━━━ Data shown ━━━
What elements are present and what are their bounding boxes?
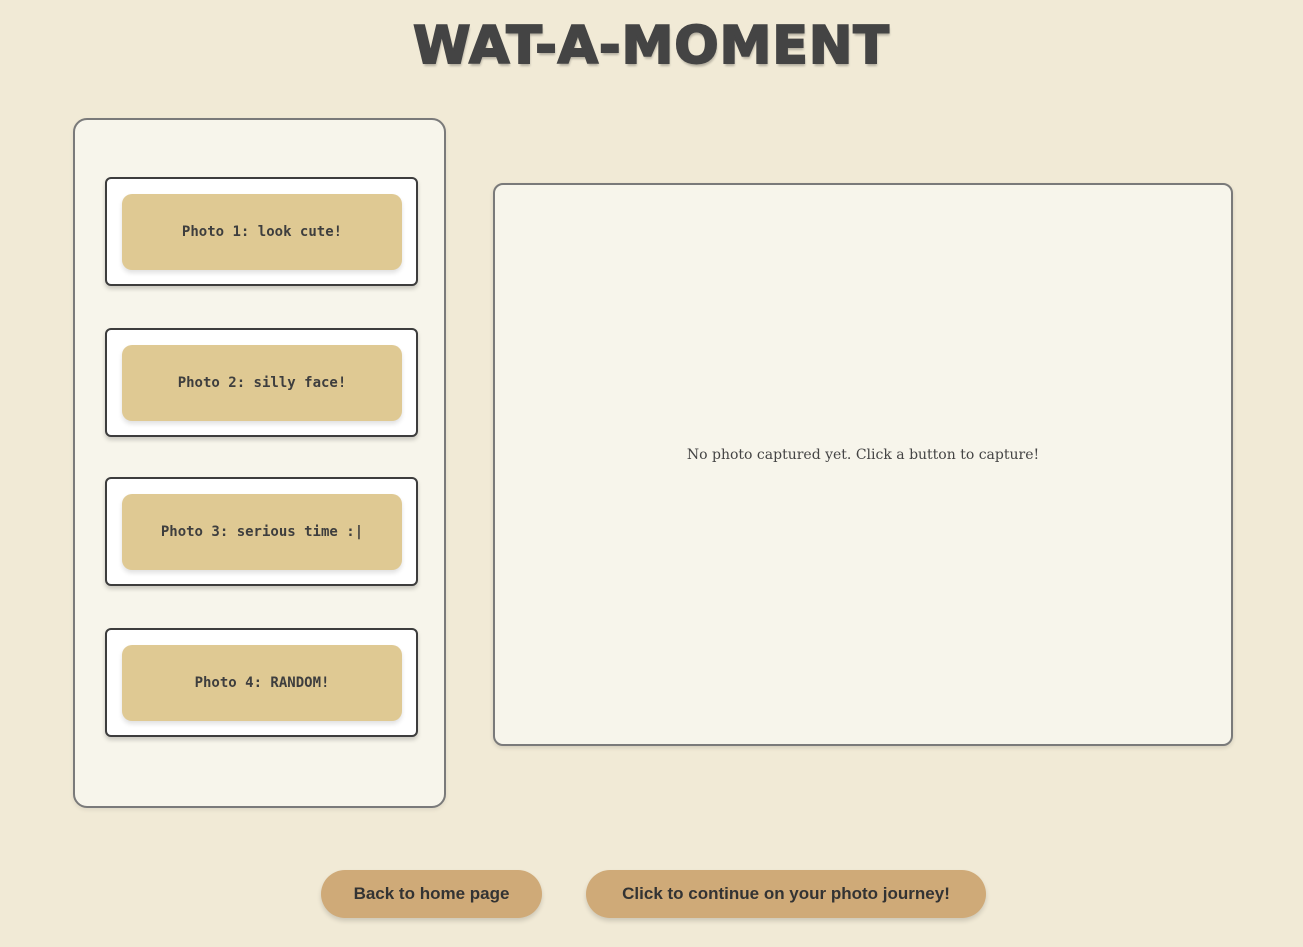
photo-3-button[interactable]: Photo 3: serious time :| [122, 494, 402, 570]
photo-1-button[interactable]: Photo 1: look cute! [122, 194, 402, 270]
page-title: WAT-A-MOMENT [412, 15, 890, 77]
photo-2-button[interactable]: Photo 2: silly face! [122, 345, 402, 421]
photo-card-3: Photo 3: serious time :| [105, 477, 418, 586]
back-home-button[interactable]: Back to home page [321, 870, 542, 918]
photo-4-button[interactable]: Photo 4: RANDOM! [122, 645, 402, 721]
photo-preview-area: No photo captured yet. Click a button to… [493, 183, 1233, 746]
photo-card-4: Photo 4: RANDOM! [105, 628, 418, 737]
preview-empty-message: No photo captured yet. Click a button to… [686, 446, 1040, 463]
photo-card-1: Photo 1: look cute! [105, 177, 418, 286]
photo-card-2: Photo 2: silly face! [105, 328, 418, 437]
continue-journey-button[interactable]: Click to continue on your photo journey! [586, 870, 986, 918]
photo-button-panel: Photo 1: look cute! Photo 2: silly face!… [73, 118, 446, 808]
━━━
* **Short task**
Please tally the lines in the entries above that contain the string "Click", with case counting, and give only the number.

* **Written answer**
3